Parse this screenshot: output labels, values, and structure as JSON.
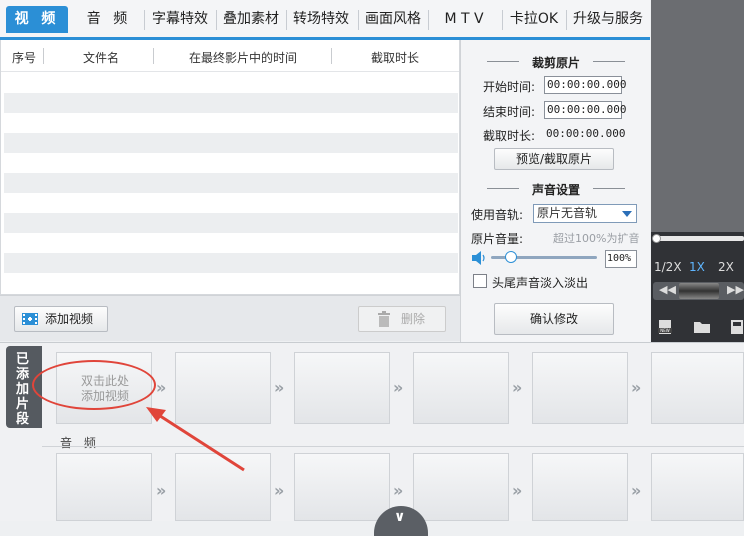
{
  "tabs": [
    {
      "label": "视 频",
      "active": true
    },
    {
      "label": "音 频"
    },
    {
      "label": "字幕特效"
    },
    {
      "label": "叠加素材"
    },
    {
      "label": "转场特效"
    },
    {
      "label": "画面风格"
    },
    {
      "label": "M T V"
    },
    {
      "label": "卡拉OK"
    },
    {
      "label": "升级与服务"
    }
  ],
  "list": {
    "columns": [
      "序号",
      "文件名",
      "在最终影片中的时间",
      "截取时长"
    ],
    "add_video_label": "添加视频",
    "delete_label": "删除"
  },
  "crop": {
    "title": "裁剪原片",
    "start_label": "开始时间:",
    "start_value": "00:00:00.000",
    "end_label": "结束时间:",
    "end_value": "00:00:00.000",
    "duration_label": "截取时长:",
    "duration_value": "00:00:00.000",
    "preview_button": "预览/截取原片"
  },
  "audio": {
    "title": "声音设置",
    "track_label": "使用音轨:",
    "track_value": "原片无音轨",
    "volume_label": "原片音量:",
    "volume_hint": "超过100%为扩音",
    "volume_value": "100%",
    "fade_label": "头尾声音淡入淡出",
    "confirm_button": "确认修改"
  },
  "player": {
    "speeds": [
      "1/2X",
      "1X",
      "2X"
    ],
    "active_speed": "1X"
  },
  "timeline": {
    "side_tab": "已添加片段",
    "slot_hint_line1": "双击此处",
    "slot_hint_line2": "添加视频",
    "audio_label": "音 频"
  },
  "colors": {
    "accent": "#2b8fd6",
    "annotation": "#e0453a"
  }
}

######

*What the exercise asks:* Return all the entries word for word, but omit any pictures they contain.

*Reply to the task:*
Parse this screenshot: output labels, values, and structure as JSON.
{
  "tabs": [
    {
      "label": "视 频",
      "active": true
    },
    {
      "label": "音 频"
    },
    {
      "label": "字幕特效"
    },
    {
      "label": "叠加素材"
    },
    {
      "label": "转场特效"
    },
    {
      "label": "画面风格"
    },
    {
      "label": "M T V"
    },
    {
      "label": "卡拉OK"
    },
    {
      "label": "升级与服务"
    }
  ],
  "list": {
    "columns": [
      "序号",
      "文件名",
      "在最终影片中的时间",
      "截取时长"
    ],
    "add_video_label": "添加视频",
    "delete_label": "删除"
  },
  "crop": {
    "title": "裁剪原片",
    "start_label": "开始时间:",
    "start_value": "00:00:00.000",
    "end_label": "结束时间:",
    "end_value": "00:00:00.000",
    "duration_label": "截取时长:",
    "duration_value": "00:00:00.000",
    "preview_button": "预览/截取原片"
  },
  "audio": {
    "title": "声音设置",
    "track_label": "使用音轨:",
    "track_value": "原片无音轨",
    "volume_label": "原片音量:",
    "volume_hint": "超过100%为扩音",
    "volume_value": "100%",
    "fade_label": "头尾声音淡入淡出",
    "confirm_button": "确认修改"
  },
  "player": {
    "speeds": [
      "1/2X",
      "1X",
      "2X"
    ],
    "active_speed": "1X"
  },
  "timeline": {
    "side_tab": "已添加片段",
    "slot_hint_line1": "双击此处",
    "slot_hint_line2": "添加视频",
    "audio_label": "音 频"
  },
  "colors": {
    "accent": "#2b8fd6",
    "annotation": "#e0453a"
  }
}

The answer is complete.